| Task details |
Would you restate all the data that follows, word for word?

| Data for this exercise |
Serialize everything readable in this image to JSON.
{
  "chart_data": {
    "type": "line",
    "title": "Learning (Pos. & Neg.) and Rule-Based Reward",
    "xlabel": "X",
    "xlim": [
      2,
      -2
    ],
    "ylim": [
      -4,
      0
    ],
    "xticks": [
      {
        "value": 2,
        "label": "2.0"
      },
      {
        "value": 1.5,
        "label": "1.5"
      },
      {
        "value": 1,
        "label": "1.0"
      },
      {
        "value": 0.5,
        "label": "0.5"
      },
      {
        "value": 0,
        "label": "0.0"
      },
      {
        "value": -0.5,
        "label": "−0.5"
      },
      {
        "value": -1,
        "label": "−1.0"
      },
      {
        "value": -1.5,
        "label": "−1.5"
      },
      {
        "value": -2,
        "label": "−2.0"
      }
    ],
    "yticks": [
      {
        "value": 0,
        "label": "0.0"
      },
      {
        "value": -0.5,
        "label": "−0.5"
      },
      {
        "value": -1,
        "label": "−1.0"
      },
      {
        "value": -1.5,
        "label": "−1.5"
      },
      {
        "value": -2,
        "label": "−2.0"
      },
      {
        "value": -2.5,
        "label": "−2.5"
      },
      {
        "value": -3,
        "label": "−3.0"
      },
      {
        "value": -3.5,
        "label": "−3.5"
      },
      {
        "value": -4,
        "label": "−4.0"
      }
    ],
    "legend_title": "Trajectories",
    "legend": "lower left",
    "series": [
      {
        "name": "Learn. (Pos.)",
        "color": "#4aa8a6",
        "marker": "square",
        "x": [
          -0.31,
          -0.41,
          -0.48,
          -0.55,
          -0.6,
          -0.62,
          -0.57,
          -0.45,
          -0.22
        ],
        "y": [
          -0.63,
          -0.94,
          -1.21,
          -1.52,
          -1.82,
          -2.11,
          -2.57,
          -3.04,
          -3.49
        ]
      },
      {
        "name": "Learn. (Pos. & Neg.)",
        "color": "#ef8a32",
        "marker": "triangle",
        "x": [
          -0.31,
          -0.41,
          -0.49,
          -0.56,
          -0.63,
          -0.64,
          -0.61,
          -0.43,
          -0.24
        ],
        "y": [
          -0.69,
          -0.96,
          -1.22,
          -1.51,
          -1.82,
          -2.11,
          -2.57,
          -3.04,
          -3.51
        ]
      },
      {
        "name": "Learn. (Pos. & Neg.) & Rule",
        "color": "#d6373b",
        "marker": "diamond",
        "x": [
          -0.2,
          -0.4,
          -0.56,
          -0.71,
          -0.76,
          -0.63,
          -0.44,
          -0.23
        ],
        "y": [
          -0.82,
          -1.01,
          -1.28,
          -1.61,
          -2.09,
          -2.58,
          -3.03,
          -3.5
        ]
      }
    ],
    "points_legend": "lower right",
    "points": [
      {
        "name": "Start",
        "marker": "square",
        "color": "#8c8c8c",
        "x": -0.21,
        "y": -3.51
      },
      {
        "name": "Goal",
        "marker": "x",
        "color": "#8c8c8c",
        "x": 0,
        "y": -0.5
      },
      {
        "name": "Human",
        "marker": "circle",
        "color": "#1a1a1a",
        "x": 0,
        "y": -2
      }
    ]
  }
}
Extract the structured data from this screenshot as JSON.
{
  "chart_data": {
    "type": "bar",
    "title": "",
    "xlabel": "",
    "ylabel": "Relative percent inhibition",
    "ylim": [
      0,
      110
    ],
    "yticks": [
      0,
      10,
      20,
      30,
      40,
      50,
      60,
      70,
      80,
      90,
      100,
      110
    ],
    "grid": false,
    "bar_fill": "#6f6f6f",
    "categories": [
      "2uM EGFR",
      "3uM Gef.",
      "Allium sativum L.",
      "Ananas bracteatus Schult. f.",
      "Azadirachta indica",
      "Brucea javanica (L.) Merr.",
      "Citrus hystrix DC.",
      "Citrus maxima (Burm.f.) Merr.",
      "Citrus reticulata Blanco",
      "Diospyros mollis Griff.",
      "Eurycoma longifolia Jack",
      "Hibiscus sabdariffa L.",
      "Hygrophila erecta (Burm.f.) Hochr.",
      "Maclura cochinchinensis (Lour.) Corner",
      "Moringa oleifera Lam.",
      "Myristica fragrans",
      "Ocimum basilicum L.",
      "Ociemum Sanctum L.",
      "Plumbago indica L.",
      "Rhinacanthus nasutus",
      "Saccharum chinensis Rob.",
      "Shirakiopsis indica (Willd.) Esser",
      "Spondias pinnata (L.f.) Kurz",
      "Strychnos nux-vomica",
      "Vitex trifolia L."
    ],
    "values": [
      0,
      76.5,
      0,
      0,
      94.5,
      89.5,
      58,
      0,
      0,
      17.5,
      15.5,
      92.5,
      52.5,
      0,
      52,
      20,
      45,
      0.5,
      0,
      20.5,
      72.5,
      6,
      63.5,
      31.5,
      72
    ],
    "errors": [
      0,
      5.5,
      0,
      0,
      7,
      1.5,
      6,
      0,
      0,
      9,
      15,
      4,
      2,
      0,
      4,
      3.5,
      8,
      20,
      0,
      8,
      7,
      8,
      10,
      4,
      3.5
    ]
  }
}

| Answer for this exercise |
Serialize everything readable in this image to JSON.
{
  "chart_data": {
    "type": "line",
    "title": "Learning (Pos. & Neg.) and Rule-Based Reward",
    "xlabel": "X",
    "xlim": [
      2,
      -2
    ],
    "ylim": [
      -4,
      0
    ],
    "xticks": [
      {
        "value": 2,
        "label": "2.0"
      },
      {
        "value": 1.5,
        "label": "1.5"
      },
      {
        "value": 1,
        "label": "1.0"
      },
      {
        "value": 0.5,
        "label": "0.5"
      },
      {
        "value": 0,
        "label": "0.0"
      },
      {
        "value": -0.5,
        "label": "−0.5"
      },
      {
        "value": -1,
        "label": "−1.0"
      },
      {
        "value": -1.5,
        "label": "−1.5"
      },
      {
        "value": -2,
        "label": "−2.0"
      }
    ],
    "yticks": [
      {
        "value": 0,
        "label": "0.0"
      },
      {
        "value": -0.5,
        "label": "−0.5"
      },
      {
        "value": -1,
        "label": "−1.0"
      },
      {
        "value": -1.5,
        "label": "−1.5"
      },
      {
        "value": -2,
        "label": "−2.0"
      },
      {
        "value": -2.5,
        "label": "−2.5"
      },
      {
        "value": -3,
        "label": "−3.0"
      },
      {
        "value": -3.5,
        "label": "−3.5"
      },
      {
        "value": -4,
        "label": "−4.0"
      }
    ],
    "legend_title": "Trajectories",
    "legend": "lower left",
    "series": [
      {
        "name": "Learn. (Pos.)",
        "color": "#4aa8a6",
        "marker": "square",
        "x": [
          -0.31,
          -0.41,
          -0.48,
          -0.55,
          -0.6,
          -0.62,
          -0.57,
          -0.45,
          -0.22
        ],
        "y": [
          -0.63,
          -0.94,
          -1.21,
          -1.52,
          -1.82,
          -2.11,
          -2.57,
          -3.04,
          -3.49
        ]
      },
      {
        "name": "Learn. (Pos. & Neg.)",
        "color": "#ef8a32",
        "marker": "triangle",
        "x": [
          -0.31,
          -0.41,
          -0.49,
          -0.56,
          -0.63,
          -0.64,
          -0.61,
          -0.43,
          -0.24
        ],
        "y": [
          -0.69,
          -0.96,
          -1.22,
          -1.51,
          -1.82,
          -2.11,
          -2.57,
          -3.04,
          -3.51
        ]
      },
      {
        "name": "Learn. (Pos. & Neg.) & Rule",
        "color": "#d6373b",
        "marker": "diamond",
        "x": [
          -0.2,
          -0.4,
          -0.56,
          -0.71,
          -0.76,
          -0.63,
          -0.44,
          -0.23
        ],
        "y": [
          -0.82,
          -1.01,
          -1.28,
          -1.61,
          -2.09,
          -2.58,
          -3.03,
          -3.5
        ]
      }
    ],
    "points_legend": "lower right",
    "points": [
      {
        "name": "Start",
        "marker": "square",
        "color": "#8c8c8c",
        "x": -0.21,
        "y": -3.51
      },
      {
        "name": "Goal",
        "marker": "x",
        "color": "#8c8c8c",
        "x": 0,
        "y": -0.5
      },
      {
        "name": "Human",
        "marker": "circle",
        "color": "#1a1a1a",
        "x": 0,
        "y": -2
      }
    ]
  }
}
Extract the structured data from this screenshot as JSON.
{
  "chart_data": {
    "type": "bar",
    "title": "",
    "xlabel": "",
    "ylabel": "Relative percent inhibition",
    "ylim": [
      0,
      110
    ],
    "yticks": [
      0,
      10,
      20,
      30,
      40,
      50,
      60,
      70,
      80,
      90,
      100,
      110
    ],
    "grid": false,
    "bar_fill": "#6f6f6f",
    "categories": [
      "2uM EGFR",
      "3uM Gef.",
      "Allium sativum L.",
      "Ananas bracteatus Schult. f.",
      "Azadirachta indica",
      "Brucea javanica (L.) Merr.",
      "Citrus hystrix DC.",
      "Citrus maxima (Burm.f.) Merr.",
      "Citrus reticulata Blanco",
      "Diospyros mollis Griff.",
      "Eurycoma longifolia Jack",
      "Hibiscus sabdariffa L.",
      "Hygrophila erecta (Burm.f.) Hochr.",
      "Maclura cochinchinensis (Lour.) Corner",
      "Moringa oleifera Lam.",
      "Myristica fragrans",
      "Ocimum basilicum L.",
      "Ociemum Sanctum L.",
      "Plumbago indica L.",
      "Rhinacanthus nasutus",
      "Saccharum chinensis Rob.",
      "Shirakiopsis indica (Willd.) Esser",
      "Spondias pinnata (L.f.) Kurz",
      "Strychnos nux-vomica",
      "Vitex trifolia L."
    ],
    "values": [
      0,
      76.5,
      0,
      0,
      94.5,
      89.5,
      58,
      0,
      0,
      17.5,
      15.5,
      92.5,
      52.5,
      0,
      52,
      20,
      45,
      0.5,
      0,
      20.5,
      72.5,
      6,
      63.5,
      31.5,
      72
    ],
    "errors": [
      0,
      5.5,
      0,
      0,
      7,
      1.5,
      6,
      0,
      0,
      9,
      15,
      4,
      2,
      0,
      4,
      3.5,
      8,
      20,
      0,
      8,
      7,
      8,
      10,
      4,
      3.5
    ]
  }
}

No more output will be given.